Of all the lines in this data, how many include "عبور"? Respond with the number only.

▸ Task data
— begin —
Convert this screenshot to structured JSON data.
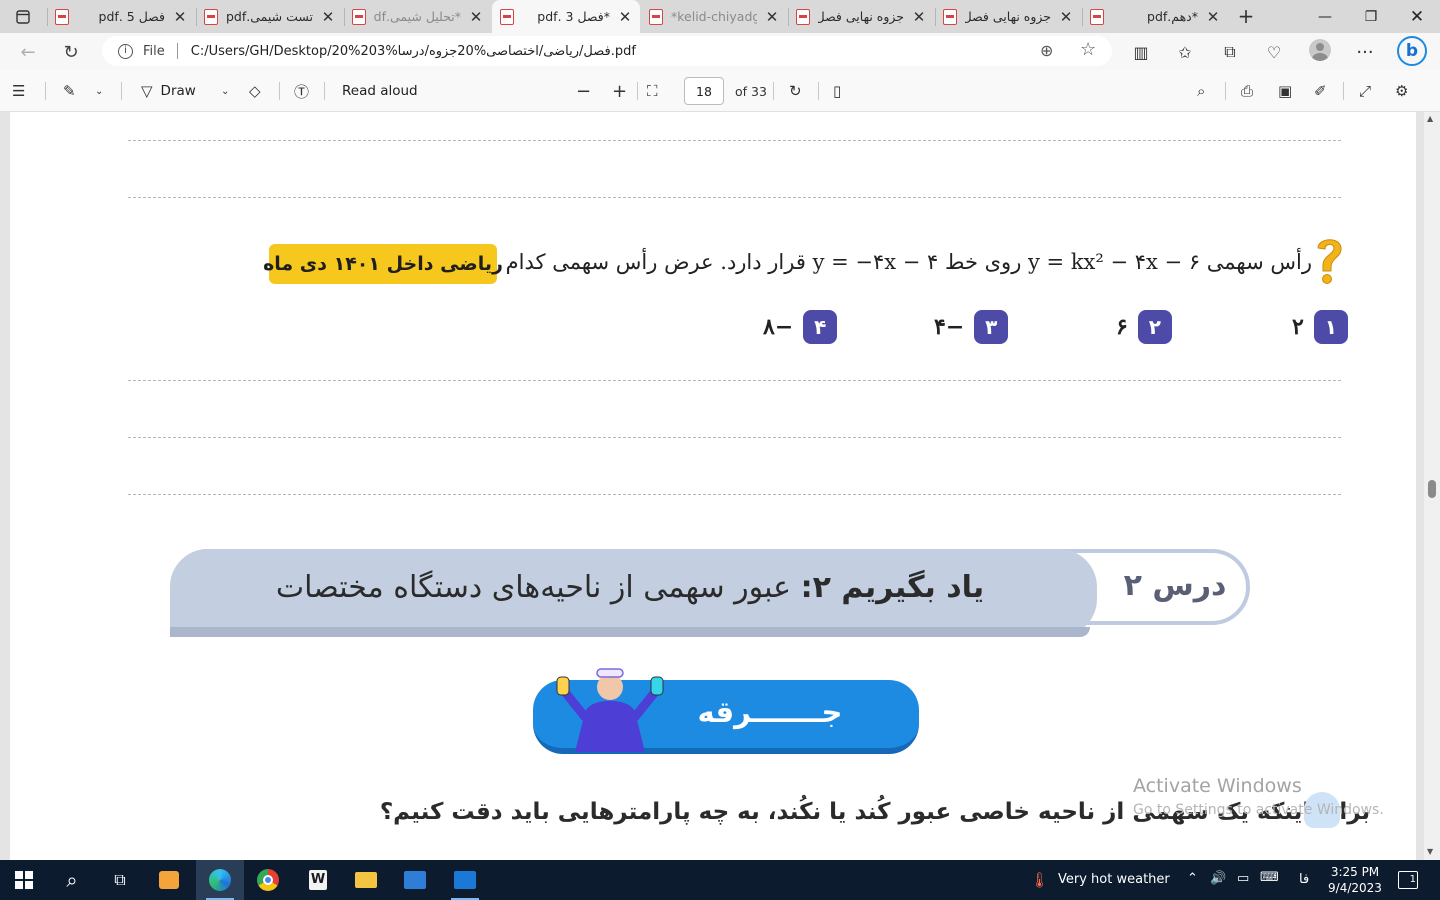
{
  "tabs": [
    {
      "title": "فصل 5 .pdf",
      "active": false,
      "faded": false
    },
    {
      "title": "تست شیمی.pdf",
      "active": false,
      "faded": false
    },
    {
      "title": "*تحلیل شیمی.pdf",
      "active": false,
      "faded": true
    },
    {
      "title": "*فصل 3 .pdf",
      "active": true,
      "faded": false
    },
    {
      "title": "*kelid-chiyadg",
      "active": false,
      "faded": true
    },
    {
      "title": "جزوه نهایی فصل",
      "active": false,
      "faded": false
    },
    {
      "title": "جزوه نهایی فصل",
      "active": false,
      "faded": false
    },
    {
      "title": "*دهم.pdf",
      "active": false,
      "faded": false
    }
  ],
  "address": {
    "file_label": "File",
    "url": "C:/Users/GH/Desktop/20%203%فصل/ریاضی/اختصاصی%20جزوه/درسا.pdf"
  },
  "pdf_toolbar": {
    "draw_label": "Draw",
    "read_aloud_label": "Read aloud",
    "page_current": "18",
    "page_total": "of 33"
  },
  "content": {
    "question_text": "رأس سهمی y = kx² − ۴x − ۶ روی خط y = −۴x − ۴ قرار دارد. عرض رأس سهمی کدام است؟",
    "badge": "ریاضی داخل ۱۴۰۱ دی ماه",
    "options": [
      {
        "num": "۱",
        "value": "۲"
      },
      {
        "num": "۲",
        "value": "۶"
      },
      {
        "num": "۳",
        "value": "−۴"
      },
      {
        "num": "۴",
        "value": "−۸"
      }
    ],
    "lesson_number": "درس ۲",
    "lesson_prefix": "یاد بگیریم ۲:",
    "lesson_title": "عبور سهمی از ناحیه‌های دستگاه مختصات",
    "spark_label": "جـــــــرقه",
    "bottom_question": "برای اینکه یک سهمی از ناحیه خاصی عبور کُند یا نکُند، به چه پارامترهایی باید دقت کنیم؟"
  },
  "watermark": {
    "title": "Activate Windows",
    "subtitle": "Go to Settings to activate Windows."
  },
  "taskbar": {
    "weather": "Very hot weather",
    "lang": "فا",
    "time": "3:25 PM",
    "date": "9/4/2023",
    "notif_count": "1"
  },
  "colors": {
    "option_badge": "#4e4aa8",
    "year_badge": "#f6c71d",
    "lesson_band": "#c3cfe1",
    "spark_banner": "#1e8be3"
  }
}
— end —
▸ Answer in full
2